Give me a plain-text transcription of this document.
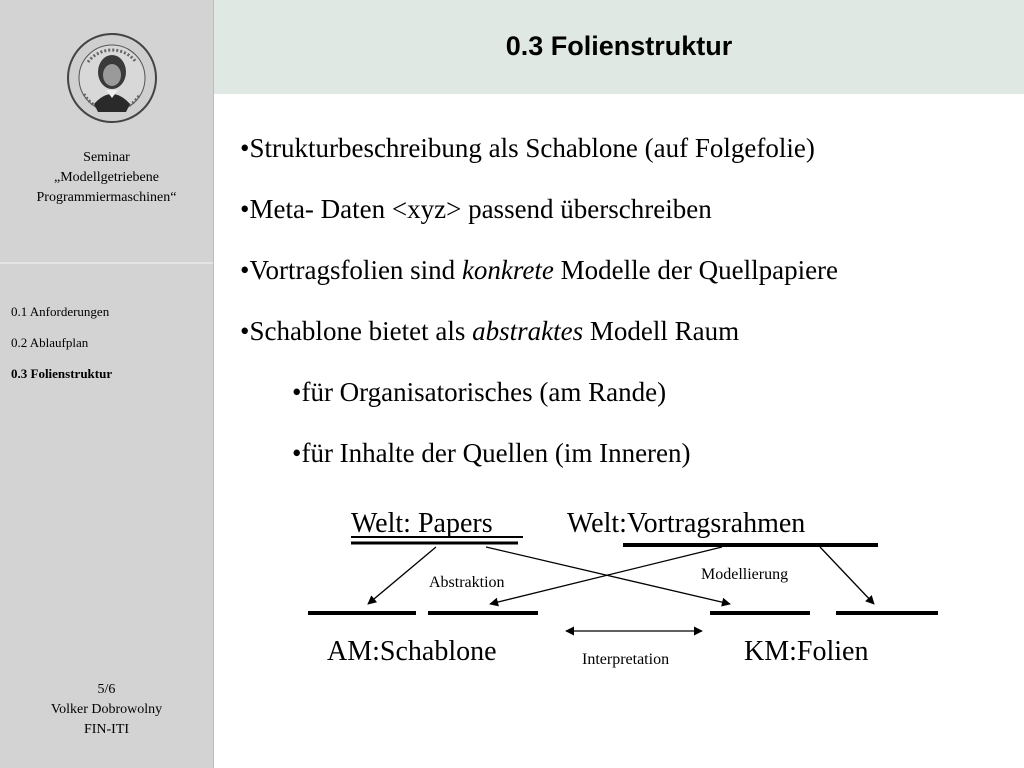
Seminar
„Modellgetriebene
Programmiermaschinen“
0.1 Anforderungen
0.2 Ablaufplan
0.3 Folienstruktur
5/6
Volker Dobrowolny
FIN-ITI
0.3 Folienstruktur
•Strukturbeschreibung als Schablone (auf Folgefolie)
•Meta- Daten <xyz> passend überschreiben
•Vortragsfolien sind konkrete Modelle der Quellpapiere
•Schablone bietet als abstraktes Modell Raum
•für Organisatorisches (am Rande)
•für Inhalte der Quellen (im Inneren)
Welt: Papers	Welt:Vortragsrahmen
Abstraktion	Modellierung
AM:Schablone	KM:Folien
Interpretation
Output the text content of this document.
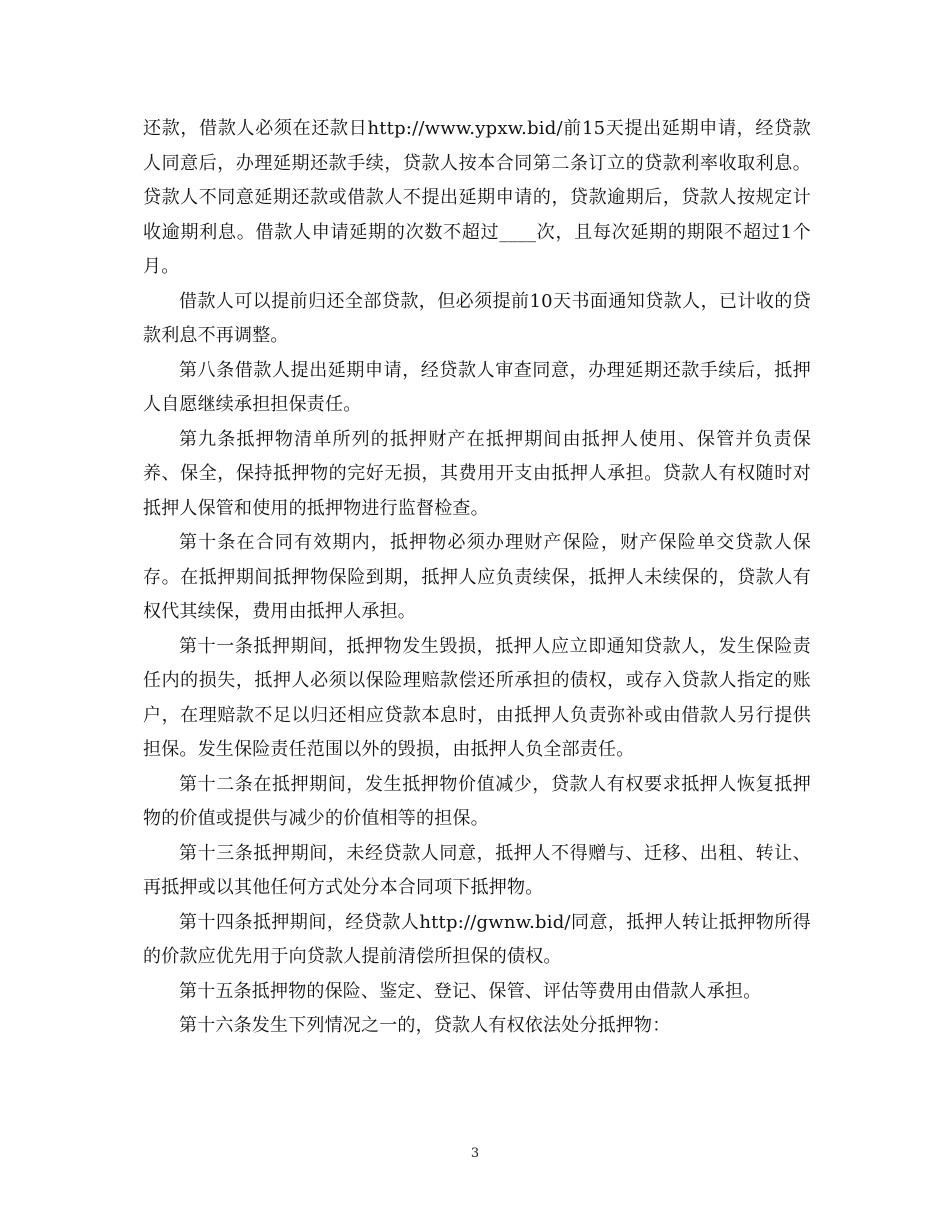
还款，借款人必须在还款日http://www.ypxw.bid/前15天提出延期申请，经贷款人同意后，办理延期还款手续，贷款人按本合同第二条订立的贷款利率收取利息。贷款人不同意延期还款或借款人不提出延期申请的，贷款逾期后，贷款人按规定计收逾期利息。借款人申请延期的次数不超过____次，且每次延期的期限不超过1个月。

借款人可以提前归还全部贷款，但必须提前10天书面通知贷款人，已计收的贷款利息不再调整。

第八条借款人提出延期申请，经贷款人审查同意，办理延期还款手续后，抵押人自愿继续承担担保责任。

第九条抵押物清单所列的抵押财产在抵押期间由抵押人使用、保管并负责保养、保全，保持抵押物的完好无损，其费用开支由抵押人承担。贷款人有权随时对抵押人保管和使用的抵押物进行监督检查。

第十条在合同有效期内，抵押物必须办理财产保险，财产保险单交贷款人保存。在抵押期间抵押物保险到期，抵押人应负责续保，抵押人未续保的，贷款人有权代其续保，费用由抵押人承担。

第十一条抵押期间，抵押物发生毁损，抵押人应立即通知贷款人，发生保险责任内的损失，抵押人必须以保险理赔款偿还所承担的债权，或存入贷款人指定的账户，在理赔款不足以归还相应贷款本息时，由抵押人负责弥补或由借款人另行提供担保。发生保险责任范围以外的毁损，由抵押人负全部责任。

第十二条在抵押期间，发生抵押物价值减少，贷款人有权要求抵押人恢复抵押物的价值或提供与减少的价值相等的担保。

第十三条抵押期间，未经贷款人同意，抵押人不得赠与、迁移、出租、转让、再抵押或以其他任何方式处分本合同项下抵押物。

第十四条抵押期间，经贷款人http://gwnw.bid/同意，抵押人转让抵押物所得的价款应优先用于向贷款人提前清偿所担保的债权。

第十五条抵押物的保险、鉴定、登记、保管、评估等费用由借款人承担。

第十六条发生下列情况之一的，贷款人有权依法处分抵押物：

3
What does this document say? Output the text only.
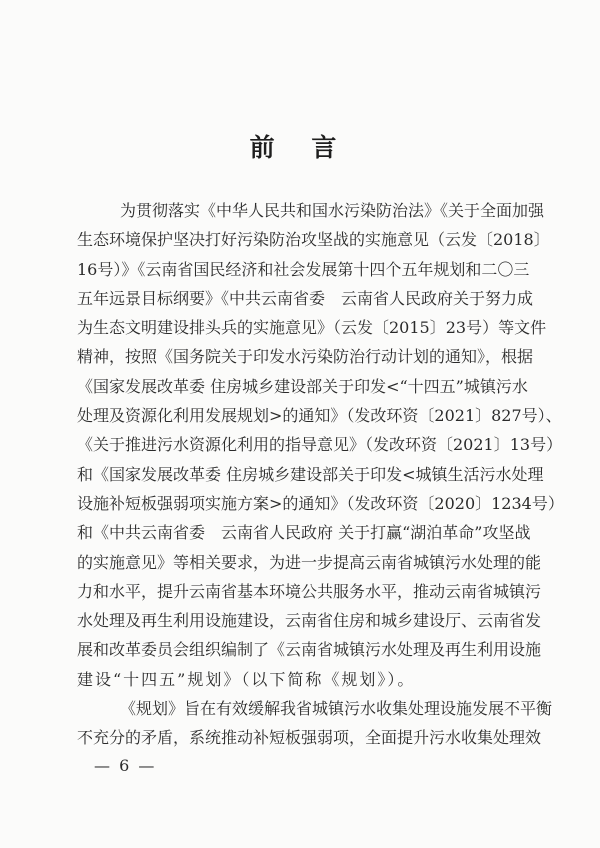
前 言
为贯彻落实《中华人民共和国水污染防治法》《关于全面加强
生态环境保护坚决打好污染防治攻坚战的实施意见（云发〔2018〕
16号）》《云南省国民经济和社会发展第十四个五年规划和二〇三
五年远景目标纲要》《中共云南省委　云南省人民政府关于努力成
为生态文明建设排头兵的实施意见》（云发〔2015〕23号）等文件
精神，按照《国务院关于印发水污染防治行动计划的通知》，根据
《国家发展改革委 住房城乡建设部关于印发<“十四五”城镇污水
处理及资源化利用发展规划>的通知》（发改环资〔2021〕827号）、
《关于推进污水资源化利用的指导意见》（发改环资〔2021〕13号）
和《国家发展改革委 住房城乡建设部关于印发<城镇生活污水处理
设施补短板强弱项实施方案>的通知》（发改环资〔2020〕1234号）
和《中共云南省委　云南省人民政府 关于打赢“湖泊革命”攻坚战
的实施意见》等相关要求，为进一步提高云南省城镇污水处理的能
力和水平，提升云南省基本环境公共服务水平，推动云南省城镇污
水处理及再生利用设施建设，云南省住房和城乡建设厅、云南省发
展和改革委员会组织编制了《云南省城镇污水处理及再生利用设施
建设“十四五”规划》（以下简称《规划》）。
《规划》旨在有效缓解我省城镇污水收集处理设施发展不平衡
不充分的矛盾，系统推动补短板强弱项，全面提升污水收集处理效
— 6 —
☆ ☆ ☆ ☆
▶ _TASK TO COMPLETE_
Your job is to transcribe the entries above exactly; skip the pictures.

▶ _FINAL RESULT_
Give me a plain-text transcription of this document.
Seminar
„Modellgetriebene
Programmiermaschinen“
0.1 Anforderungen
0.2 Ablaufplan
0.3 Folienstruktur
5/6
Volker Dobrowolny
FIN-ITI
0.3 Folienstruktur
•Strukturbeschreibung als Schablone (auf Folgefolie)
•Meta- Daten <xyz> passend überschreiben
•Vortragsfolien sind konkrete Modelle der Quellpapiere
•Schablone bietet als abstraktes Modell Raum
•für Organisatorisches (am Rande)
•für Inhalte der Quellen (im Inneren)
Welt: Papers	Welt:Vortragsrahmen
Abstraktion	Modellierung
AM:Schablone	KM:Folien
Interpretation
Output the text content of this document.
还款，借款人必须在还款日http://www.ypxw.bid/前15天提出延期申请，经贷款人同意后，办理延期还款手续，贷款人按本合同第二条订立的贷款利率收取利息。贷款人不同意延期还款或借款人不提出延期申请的，贷款逾期后，贷款人按规定计收逾期利息。借款人申请延期的次数不超过____次，且每次延期的期限不超过1个月。

借款人可以提前归还全部贷款，但必须提前10天书面通知贷款人，已计收的贷款利息不再调整。

第八条借款人提出延期申请，经贷款人审查同意，办理延期还款手续后，抵押人自愿继续承担担保责任。

第九条抵押物清单所列的抵押财产在抵押期间由抵押人使用、保管并负责保养、保全，保持抵押物的完好无损，其费用开支由抵押人承担。贷款人有权随时对抵押人保管和使用的抵押物进行监督检查。

第十条在合同有效期内，抵押物必须办理财产保险，财产保险单交贷款人保存。在抵押期间抵押物保险到期，抵押人应负责续保，抵押人未续保的，贷款人有权代其续保，费用由抵押人承担。

第十一条抵押期间，抵押物发生毁损，抵押人应立即通知贷款人，发生保险责任内的损失，抵押人必须以保险理赔款偿还所承担的债权，或存入贷款人指定的账户，在理赔款不足以归还相应贷款本息时，由抵押人负责弥补或由借款人另行提供担保。发生保险责任范围以外的毁损，由抵押人负全部责任。

第十二条在抵押期间，发生抵押物价值减少，贷款人有权要求抵押人恢复抵押物的价值或提供与减少的价值相等的担保。

第十三条抵押期间，未经贷款人同意，抵押人不得赠与、迁移、出租、转让、再抵押或以其他任何方式处分本合同项下抵押物。

第十四条抵押期间，经贷款人http://gwnw.bid/同意，抵押人转让抵押物所得的价款应优先用于向贷款人提前清偿所担保的债权。

第十五条抵押物的保险、鉴定、登记、保管、评估等费用由借款人承担。

第十六条发生下列情况之一的，贷款人有权依法处分抵押物：

3
What does this document say? Output the text only.
前 言
为贯彻落实《中华人民共和国水污染防治法》《关于全面加强
生态环境保护坚决打好污染防治攻坚战的实施意见（云发〔2018〕
16号）》《云南省国民经济和社会发展第十四个五年规划和二〇三
五年远景目标纲要》《中共云南省委　云南省人民政府关于努力成
为生态文明建设排头兵的实施意见》（云发〔2015〕23号）等文件
精神，按照《国务院关于印发水污染防治行动计划的通知》，根据
《国家发展改革委 住房城乡建设部关于印发<“十四五”城镇污水
处理及资源化利用发展规划>的通知》（发改环资〔2021〕827号）、
《关于推进污水资源化利用的指导意见》（发改环资〔2021〕13号）
和《国家发展改革委 住房城乡建设部关于印发<城镇生活污水处理
设施补短板强弱项实施方案>的通知》（发改环资〔2020〕1234号）
和《中共云南省委　云南省人民政府 关于打赢“湖泊革命”攻坚战
的实施意见》等相关要求，为进一步提高云南省城镇污水处理的能
力和水平，提升云南省基本环境公共服务水平，推动云南省城镇污
水处理及再生利用设施建设，云南省住房和城乡建设厅、云南省发
展和改革委员会组织编制了《云南省城镇污水处理及再生利用设施
建设“十四五”规划》（以下简称《规划》）。
《规划》旨在有效缓解我省城镇污水收集处理设施发展不平衡
不充分的矛盾，系统推动补短板强弱项，全面提升污水收集处理效
— 6 —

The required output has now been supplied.